[Short problem]
Select and reproduce each line of the listing below that bears the string "text".
__________
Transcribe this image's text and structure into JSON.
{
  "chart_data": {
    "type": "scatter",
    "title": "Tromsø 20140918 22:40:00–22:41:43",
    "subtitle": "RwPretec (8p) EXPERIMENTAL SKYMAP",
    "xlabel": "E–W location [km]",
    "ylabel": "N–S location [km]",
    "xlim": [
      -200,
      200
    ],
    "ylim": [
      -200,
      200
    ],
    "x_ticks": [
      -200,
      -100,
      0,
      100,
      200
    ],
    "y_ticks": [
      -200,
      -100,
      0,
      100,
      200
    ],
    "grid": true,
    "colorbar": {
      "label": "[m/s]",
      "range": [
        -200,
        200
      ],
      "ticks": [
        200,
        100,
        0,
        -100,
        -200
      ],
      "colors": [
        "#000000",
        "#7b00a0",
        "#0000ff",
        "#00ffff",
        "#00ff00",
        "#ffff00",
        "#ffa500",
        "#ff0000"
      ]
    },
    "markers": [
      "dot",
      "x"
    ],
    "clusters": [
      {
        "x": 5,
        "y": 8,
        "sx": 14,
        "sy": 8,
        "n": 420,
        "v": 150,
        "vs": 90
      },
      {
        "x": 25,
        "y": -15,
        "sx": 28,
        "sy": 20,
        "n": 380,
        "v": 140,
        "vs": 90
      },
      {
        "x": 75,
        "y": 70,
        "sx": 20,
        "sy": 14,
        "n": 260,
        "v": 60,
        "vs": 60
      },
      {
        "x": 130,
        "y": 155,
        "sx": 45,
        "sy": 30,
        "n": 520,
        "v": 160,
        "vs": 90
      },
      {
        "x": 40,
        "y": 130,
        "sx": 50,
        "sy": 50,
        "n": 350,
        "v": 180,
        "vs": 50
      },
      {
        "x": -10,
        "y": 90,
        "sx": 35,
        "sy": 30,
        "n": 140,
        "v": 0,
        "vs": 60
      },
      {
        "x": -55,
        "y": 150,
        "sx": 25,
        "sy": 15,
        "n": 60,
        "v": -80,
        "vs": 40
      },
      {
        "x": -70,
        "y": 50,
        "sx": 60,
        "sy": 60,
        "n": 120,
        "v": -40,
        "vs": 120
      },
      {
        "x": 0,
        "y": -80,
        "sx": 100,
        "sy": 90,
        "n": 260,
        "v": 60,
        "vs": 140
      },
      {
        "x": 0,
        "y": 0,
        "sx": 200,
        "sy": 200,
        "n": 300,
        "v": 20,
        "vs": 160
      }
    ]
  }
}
__________
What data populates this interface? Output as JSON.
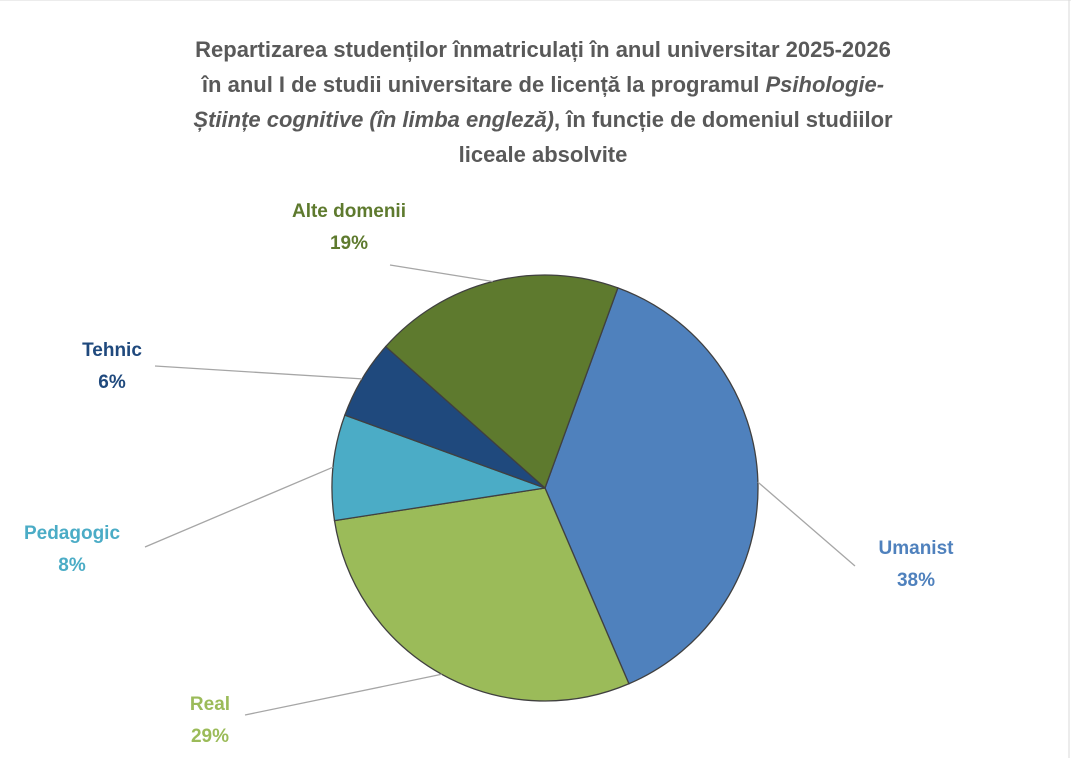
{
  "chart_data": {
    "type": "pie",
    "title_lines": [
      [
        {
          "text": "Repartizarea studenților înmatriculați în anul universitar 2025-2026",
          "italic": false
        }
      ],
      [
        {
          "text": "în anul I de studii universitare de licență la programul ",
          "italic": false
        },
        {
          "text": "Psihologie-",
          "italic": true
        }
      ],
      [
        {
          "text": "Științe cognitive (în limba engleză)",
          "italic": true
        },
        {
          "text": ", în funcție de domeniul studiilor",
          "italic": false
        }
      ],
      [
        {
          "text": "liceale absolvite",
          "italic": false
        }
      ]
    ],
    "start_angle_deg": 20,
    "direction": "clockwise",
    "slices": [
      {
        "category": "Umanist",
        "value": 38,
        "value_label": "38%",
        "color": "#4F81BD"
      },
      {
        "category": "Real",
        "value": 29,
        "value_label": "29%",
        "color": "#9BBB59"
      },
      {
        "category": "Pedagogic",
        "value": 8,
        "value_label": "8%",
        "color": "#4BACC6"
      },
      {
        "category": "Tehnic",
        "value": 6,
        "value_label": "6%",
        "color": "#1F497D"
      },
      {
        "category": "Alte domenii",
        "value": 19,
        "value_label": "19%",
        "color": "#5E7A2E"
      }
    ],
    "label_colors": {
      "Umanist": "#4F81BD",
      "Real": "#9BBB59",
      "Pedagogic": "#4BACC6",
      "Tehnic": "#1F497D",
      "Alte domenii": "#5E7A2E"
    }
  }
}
__________
[Solution for this task]
Transcribe this image's text and structure into JSON.
          "text": "Repartizarea studenților înmatriculați în anul universitar 2025-2026",
          "text": "în anul I de studii universitare de licență la programul ",
          "text": "Psihologie-",
          "text": "Științe cognitive (în limba engleză)",
          "text": ", în funcție de domeniul studiilor",
          "text": "liceale absolvite",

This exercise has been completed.